§ Task details: Reproduce all of the data below without alteration; exclude every picture.

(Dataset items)
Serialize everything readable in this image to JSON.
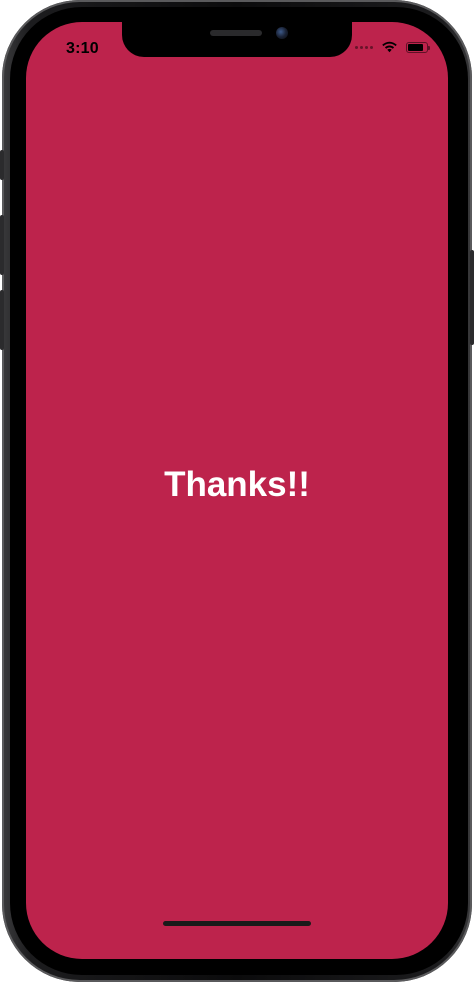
{
  "status_bar": {
    "time": "3:10",
    "wifi_icon": "wifi-icon",
    "battery_icon": "battery-icon",
    "battery_level": 0.85
  },
  "screen": {
    "message": "Thanks!!",
    "background_color": "#BD234C",
    "text_color": "#FFFFFF"
  }
}
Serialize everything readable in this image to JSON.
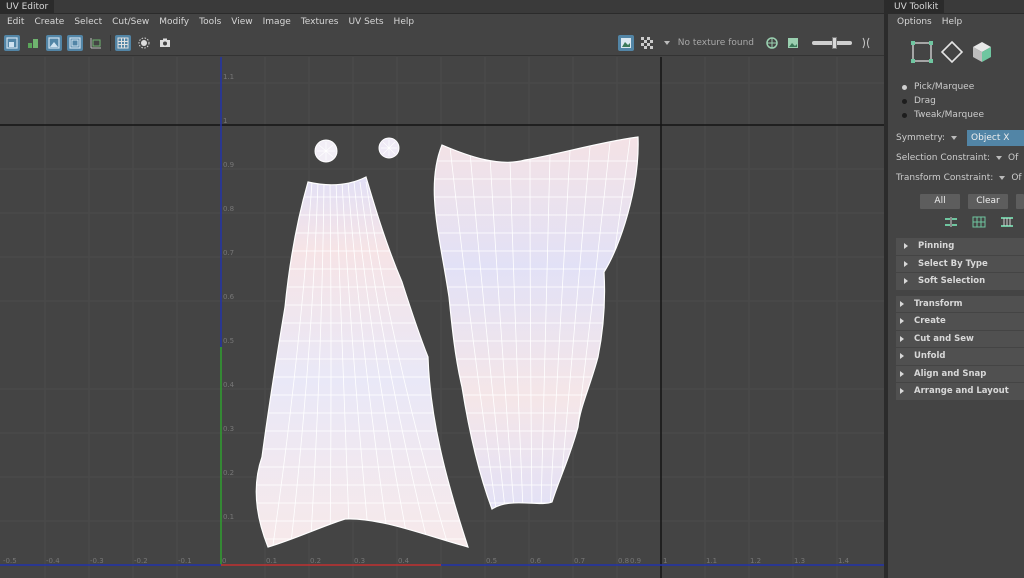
{
  "uv_editor": {
    "title": "UV Editor",
    "menus": [
      "Edit",
      "Create",
      "Select",
      "Cut/Sew",
      "Modify",
      "Tools",
      "View",
      "Image",
      "Textures",
      "UV Sets",
      "Help"
    ],
    "texture_label": "No texture found",
    "grid": {
      "x_ticks": [
        "-0.5",
        "-0.4",
        "-0.3",
        "-0.2",
        "-0.1",
        "0",
        "0.1",
        "0.2",
        "0.3",
        "0.4",
        "0.5",
        "0.6",
        "0.7",
        "0.8",
        "0.9",
        "1",
        "1.1",
        "1.2",
        "1.3",
        "1.4"
      ],
      "y_ticks": [
        "1.1",
        "1",
        "0.9",
        "0.8",
        "0.7",
        "0.6",
        "0.5",
        "0.4",
        "0.3",
        "0.2",
        "0.1"
      ]
    },
    "colors": {
      "selected_tool": "#5285a6",
      "u_axis": "#c03030",
      "v_axis": "#2fa02f",
      "axis_blue": "#2233aa"
    }
  },
  "uv_toolkit": {
    "title": "UV Toolkit",
    "menus": [
      "Options",
      "Help"
    ],
    "selection_icons": [
      "vertex-select-icon",
      "edge-select-icon",
      "face-select-icon"
    ],
    "modes": [
      {
        "label": "Pick/Marquee",
        "selected": true
      },
      {
        "label": "Drag",
        "selected": false
      },
      {
        "label": "Tweak/Marquee",
        "selected": false
      }
    ],
    "symmetry_label": "Symmetry:",
    "symmetry_value": "Object X",
    "selection_constraint_label": "Selection Constraint:",
    "selection_constraint_value": "Of",
    "transform_constraint_label": "Transform Constraint:",
    "transform_constraint_value": "Of",
    "buttons": [
      "All",
      "Clear"
    ],
    "subsections": [
      "Pinning",
      "Select By Type",
      "Soft Selection"
    ],
    "sections": [
      "Transform",
      "Create",
      "Cut and Sew",
      "Unfold",
      "Align and Snap",
      "Arrange and Layout"
    ]
  }
}
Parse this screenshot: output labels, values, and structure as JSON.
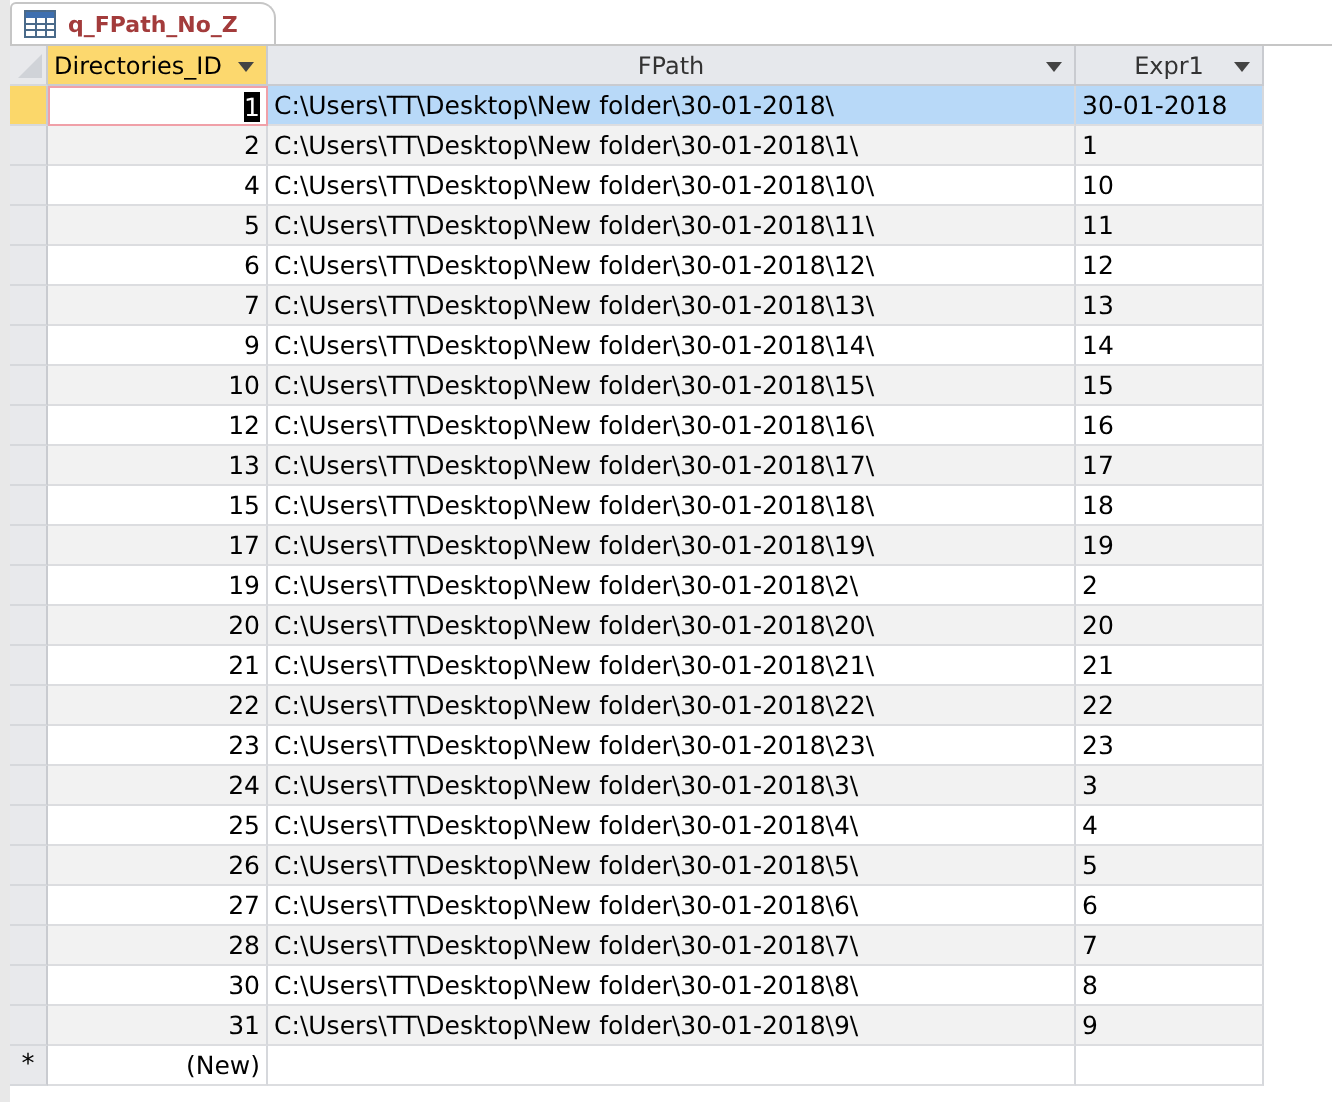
{
  "tab": {
    "title": "q_FPath_No_Z",
    "selected": true
  },
  "columns": [
    {
      "label": "Directories_ID",
      "selected": true
    },
    {
      "label": "FPath",
      "selected": false
    },
    {
      "label": "Expr1",
      "selected": false
    }
  ],
  "rows": [
    {
      "id": "1",
      "fpath": "C:\\Users\\TT\\Desktop\\New folder\\30-01-2018\\",
      "expr1": "30-01-2018",
      "selected": true
    },
    {
      "id": "2",
      "fpath": "C:\\Users\\TT\\Desktop\\New folder\\30-01-2018\\1\\",
      "expr1": "1",
      "selected": false
    },
    {
      "id": "4",
      "fpath": "C:\\Users\\TT\\Desktop\\New folder\\30-01-2018\\10\\",
      "expr1": "10",
      "selected": false
    },
    {
      "id": "5",
      "fpath": "C:\\Users\\TT\\Desktop\\New folder\\30-01-2018\\11\\",
      "expr1": "11",
      "selected": false
    },
    {
      "id": "6",
      "fpath": "C:\\Users\\TT\\Desktop\\New folder\\30-01-2018\\12\\",
      "expr1": "12",
      "selected": false
    },
    {
      "id": "7",
      "fpath": "C:\\Users\\TT\\Desktop\\New folder\\30-01-2018\\13\\",
      "expr1": "13",
      "selected": false
    },
    {
      "id": "9",
      "fpath": "C:\\Users\\TT\\Desktop\\New folder\\30-01-2018\\14\\",
      "expr1": "14",
      "selected": false
    },
    {
      "id": "10",
      "fpath": "C:\\Users\\TT\\Desktop\\New folder\\30-01-2018\\15\\",
      "expr1": "15",
      "selected": false
    },
    {
      "id": "12",
      "fpath": "C:\\Users\\TT\\Desktop\\New folder\\30-01-2018\\16\\",
      "expr1": "16",
      "selected": false
    },
    {
      "id": "13",
      "fpath": "C:\\Users\\TT\\Desktop\\New folder\\30-01-2018\\17\\",
      "expr1": "17",
      "selected": false
    },
    {
      "id": "15",
      "fpath": "C:\\Users\\TT\\Desktop\\New folder\\30-01-2018\\18\\",
      "expr1": "18",
      "selected": false
    },
    {
      "id": "17",
      "fpath": "C:\\Users\\TT\\Desktop\\New folder\\30-01-2018\\19\\",
      "expr1": "19",
      "selected": false
    },
    {
      "id": "19",
      "fpath": "C:\\Users\\TT\\Desktop\\New folder\\30-01-2018\\2\\",
      "expr1": "2",
      "selected": false
    },
    {
      "id": "20",
      "fpath": "C:\\Users\\TT\\Desktop\\New folder\\30-01-2018\\20\\",
      "expr1": "20",
      "selected": false
    },
    {
      "id": "21",
      "fpath": "C:\\Users\\TT\\Desktop\\New folder\\30-01-2018\\21\\",
      "expr1": "21",
      "selected": false
    },
    {
      "id": "22",
      "fpath": "C:\\Users\\TT\\Desktop\\New folder\\30-01-2018\\22\\",
      "expr1": "22",
      "selected": false
    },
    {
      "id": "23",
      "fpath": "C:\\Users\\TT\\Desktop\\New folder\\30-01-2018\\23\\",
      "expr1": "23",
      "selected": false
    },
    {
      "id": "24",
      "fpath": "C:\\Users\\TT\\Desktop\\New folder\\30-01-2018\\3\\",
      "expr1": "3",
      "selected": false
    },
    {
      "id": "25",
      "fpath": "C:\\Users\\TT\\Desktop\\New folder\\30-01-2018\\4\\",
      "expr1": "4",
      "selected": false
    },
    {
      "id": "26",
      "fpath": "C:\\Users\\TT\\Desktop\\New folder\\30-01-2018\\5\\",
      "expr1": "5",
      "selected": false
    },
    {
      "id": "27",
      "fpath": "C:\\Users\\TT\\Desktop\\New folder\\30-01-2018\\6\\",
      "expr1": "6",
      "selected": false
    },
    {
      "id": "28",
      "fpath": "C:\\Users\\TT\\Desktop\\New folder\\30-01-2018\\7\\",
      "expr1": "7",
      "selected": false
    },
    {
      "id": "30",
      "fpath": "C:\\Users\\TT\\Desktop\\New folder\\30-01-2018\\8\\",
      "expr1": "8",
      "selected": false
    },
    {
      "id": "31",
      "fpath": "C:\\Users\\TT\\Desktop\\New folder\\30-01-2018\\9\\",
      "expr1": "9",
      "selected": false
    }
  ],
  "new_row": {
    "marker": "*",
    "id": "(New)"
  }
}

§ Response to the task:
Serialize everything readable in this image to JSON.
{
  "status_bar": {
    "time": "3:10",
    "wifi_icon": "wifi-icon",
    "battery_icon": "battery-icon",
    "battery_level": 0.85
  },
  "screen": {
    "message": "Thanks!!",
    "background_color": "#BD234C",
    "text_color": "#FFFFFF"
  }
}
Serialize everything readable in this image to JSON.
{
  "uv_editor": {
    "title": "UV Editor",
    "menus": [
      "Edit",
      "Create",
      "Select",
      "Cut/Sew",
      "Modify",
      "Tools",
      "View",
      "Image",
      "Textures",
      "UV Sets",
      "Help"
    ],
    "texture_label": "No texture found",
    "grid": {
      "x_ticks": [
        "-0.5",
        "-0.4",
        "-0.3",
        "-0.2",
        "-0.1",
        "0",
        "0.1",
        "0.2",
        "0.3",
        "0.4",
        "0.5",
        "0.6",
        "0.7",
        "0.8",
        "0.9",
        "1",
        "1.1",
        "1.2",
        "1.3",
        "1.4"
      ],
      "y_ticks": [
        "1.1",
        "1",
        "0.9",
        "0.8",
        "0.7",
        "0.6",
        "0.5",
        "0.4",
        "0.3",
        "0.2",
        "0.1"
      ]
    },
    "colors": {
      "selected_tool": "#5285a6",
      "u_axis": "#c03030",
      "v_axis": "#2fa02f",
      "axis_blue": "#2233aa"
    }
  },
  "uv_toolkit": {
    "title": "UV Toolkit",
    "menus": [
      "Options",
      "Help"
    ],
    "selection_icons": [
      "vertex-select-icon",
      "edge-select-icon",
      "face-select-icon"
    ],
    "modes": [
      {
        "label": "Pick/Marquee",
        "selected": true
      },
      {
        "label": "Drag",
        "selected": false
      },
      {
        "label": "Tweak/Marquee",
        "selected": false
      }
    ],
    "symmetry_label": "Symmetry:",
    "symmetry_value": "Object X",
    "selection_constraint_label": "Selection Constraint:",
    "selection_constraint_value": "Of",
    "transform_constraint_label": "Transform Constraint:",
    "transform_constraint_value": "Of",
    "buttons": [
      "All",
      "Clear"
    ],
    "subsections": [
      "Pinning",
      "Select By Type",
      "Soft Selection"
    ],
    "sections": [
      "Transform",
      "Create",
      "Cut and Sew",
      "Unfold",
      "Align and Snap",
      "Arrange and Layout"
    ]
  }
}
Parse this screenshot: output labels, values, and structure as JSON.
{
  "tab": {
    "title": "q_FPath_No_Z",
    "selected": true
  },
  "columns": [
    {
      "label": "Directories_ID",
      "selected": true
    },
    {
      "label": "FPath",
      "selected": false
    },
    {
      "label": "Expr1",
      "selected": false
    }
  ],
  "rows": [
    {
      "id": "1",
      "fpath": "C:\\Users\\TT\\Desktop\\New folder\\30-01-2018\\",
      "expr1": "30-01-2018",
      "selected": true
    },
    {
      "id": "2",
      "fpath": "C:\\Users\\TT\\Desktop\\New folder\\30-01-2018\\1\\",
      "expr1": "1",
      "selected": false
    },
    {
      "id": "4",
      "fpath": "C:\\Users\\TT\\Desktop\\New folder\\30-01-2018\\10\\",
      "expr1": "10",
      "selected": false
    },
    {
      "id": "5",
      "fpath": "C:\\Users\\TT\\Desktop\\New folder\\30-01-2018\\11\\",
      "expr1": "11",
      "selected": false
    },
    {
      "id": "6",
      "fpath": "C:\\Users\\TT\\Desktop\\New folder\\30-01-2018\\12\\",
      "expr1": "12",
      "selected": false
    },
    {
      "id": "7",
      "fpath": "C:\\Users\\TT\\Desktop\\New folder\\30-01-2018\\13\\",
      "expr1": "13",
      "selected": false
    },
    {
      "id": "9",
      "fpath": "C:\\Users\\TT\\Desktop\\New folder\\30-01-2018\\14\\",
      "expr1": "14",
      "selected": false
    },
    {
      "id": "10",
      "fpath": "C:\\Users\\TT\\Desktop\\New folder\\30-01-2018\\15\\",
      "expr1": "15",
      "selected": false
    },
    {
      "id": "12",
      "fpath": "C:\\Users\\TT\\Desktop\\New folder\\30-01-2018\\16\\",
      "expr1": "16",
      "selected": false
    },
    {
      "id": "13",
      "fpath": "C:\\Users\\TT\\Desktop\\New folder\\30-01-2018\\17\\",
      "expr1": "17",
      "selected": false
    },
    {
      "id": "15",
      "fpath": "C:\\Users\\TT\\Desktop\\New folder\\30-01-2018\\18\\",
      "expr1": "18",
      "selected": false
    },
    {
      "id": "17",
      "fpath": "C:\\Users\\TT\\Desktop\\New folder\\30-01-2018\\19\\",
      "expr1": "19",
      "selected": false
    },
    {
      "id": "19",
      "fpath": "C:\\Users\\TT\\Desktop\\New folder\\30-01-2018\\2\\",
      "expr1": "2",
      "selected": false
    },
    {
      "id": "20",
      "fpath": "C:\\Users\\TT\\Desktop\\New folder\\30-01-2018\\20\\",
      "expr1": "20",
      "selected": false
    },
    {
      "id": "21",
      "fpath": "C:\\Users\\TT\\Desktop\\New folder\\30-01-2018\\21\\",
      "expr1": "21",
      "selected": false
    },
    {
      "id": "22",
      "fpath": "C:\\Users\\TT\\Desktop\\New folder\\30-01-2018\\22\\",
      "expr1": "22",
      "selected": false
    },
    {
      "id": "23",
      "fpath": "C:\\Users\\TT\\Desktop\\New folder\\30-01-2018\\23\\",
      "expr1": "23",
      "selected": false
    },
    {
      "id": "24",
      "fpath": "C:\\Users\\TT\\Desktop\\New folder\\30-01-2018\\3\\",
      "expr1": "3",
      "selected": false
    },
    {
      "id": "25",
      "fpath": "C:\\Users\\TT\\Desktop\\New folder\\30-01-2018\\4\\",
      "expr1": "4",
      "selected": false
    },
    {
      "id": "26",
      "fpath": "C:\\Users\\TT\\Desktop\\New folder\\30-01-2018\\5\\",
      "expr1": "5",
      "selected": false
    },
    {
      "id": "27",
      "fpath": "C:\\Users\\TT\\Desktop\\New folder\\30-01-2018\\6\\",
      "expr1": "6",
      "selected": false
    },
    {
      "id": "28",
      "fpath": "C:\\Users\\TT\\Desktop\\New folder\\30-01-2018\\7\\",
      "expr1": "7",
      "selected": false
    },
    {
      "id": "30",
      "fpath": "C:\\Users\\TT\\Desktop\\New folder\\30-01-2018\\8\\",
      "expr1": "8",
      "selected": false
    },
    {
      "id": "31",
      "fpath": "C:\\Users\\TT\\Desktop\\New folder\\30-01-2018\\9\\",
      "expr1": "9",
      "selected": false
    }
  ],
  "new_row": {
    "marker": "*",
    "id": "(New)"
  }
}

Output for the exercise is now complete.